### Selected excerpt
========

EGU General Assembly 2021
© Author(s) 2021. This work is distributed under
the Creative Commons Attribution 4.0 License.

Overview of nutrient cycling in the sub-Arctic Atlantic regions: insights from nitrate & silicon isotopes

Margot Debyser, Robyn Tuerena, Raja Ganeshram, and Laetitia Pichevin
Margot Debyser et al.
  • University of Edinburgh, Grant Institute, School of Geosciences, United Kingdom of Great Britain – England, Scotland, Wales (,,

The environmental consequences of rapid climate change are already becoming apparent in the Arctic. Polar amplification has led to major loss of sea ice, increasing freshwater run-off and a poleward intrusion of Atlantic waters, thereby affecting biogeochemical cycles. Additionally, while primary production in the Arctic has increased by >50% over the last two decades (Lewis et al., 2020), it is still unclear whether Arctic nutrient budgets can sustain this increase on the long-term. Increased primary production in the central Arctic has the potential to reduce nutrient concentrations of Arctic outflow waters and modify their nutrient ratios, having consequences for the Atlantic nutrient budget.

Primary production in the Arctic is principally nitrogen-limited as a result of benthic denitrification on Arctic shelves. This is contrasted by silicon limitation in water masses originating from the Atlantic basin. To untangle the complexities of dual nutrient limitation and to gain insights into the role of Arctic outflows in controlling nutrient export to the North Atlantic, we examine the cycling of both major nutrients, nitrate and silicic acid, in key Arctic seas and straits. Using stable isotopes of dissolved nitrate and silicic acid, we provide new insights into the  mechanisms and factors that control nutrient cycling in the Arctic Ocean: nutrient origins, transformation during transport, as well as the relative contribution of primary production, remineralisation and regeneration to water column inventories.

========

Records drawn from a dataset:
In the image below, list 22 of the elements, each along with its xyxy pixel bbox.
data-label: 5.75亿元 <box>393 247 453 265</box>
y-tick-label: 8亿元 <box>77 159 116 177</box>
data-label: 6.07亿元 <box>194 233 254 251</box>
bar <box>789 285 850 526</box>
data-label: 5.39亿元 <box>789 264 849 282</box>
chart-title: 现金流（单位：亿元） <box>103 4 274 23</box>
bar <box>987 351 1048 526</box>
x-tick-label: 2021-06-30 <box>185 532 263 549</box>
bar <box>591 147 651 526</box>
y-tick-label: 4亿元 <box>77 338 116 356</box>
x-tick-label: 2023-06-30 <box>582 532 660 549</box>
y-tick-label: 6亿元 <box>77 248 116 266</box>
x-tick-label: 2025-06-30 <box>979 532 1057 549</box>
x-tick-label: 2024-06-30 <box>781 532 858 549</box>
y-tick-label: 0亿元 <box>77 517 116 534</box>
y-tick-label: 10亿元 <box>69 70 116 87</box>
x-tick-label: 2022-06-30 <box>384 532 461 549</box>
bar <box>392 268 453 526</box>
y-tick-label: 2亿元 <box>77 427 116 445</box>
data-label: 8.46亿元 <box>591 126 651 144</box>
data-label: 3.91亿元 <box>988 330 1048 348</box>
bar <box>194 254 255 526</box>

========

### Description of the task
List every author named in the abstract on nutrient cycling in the sub-Arctic Atlantic regions at the top of the page.

### Solution
Margot Debyser, Robyn Tuerena, Raja Ganeshram, Laetitia Pichevin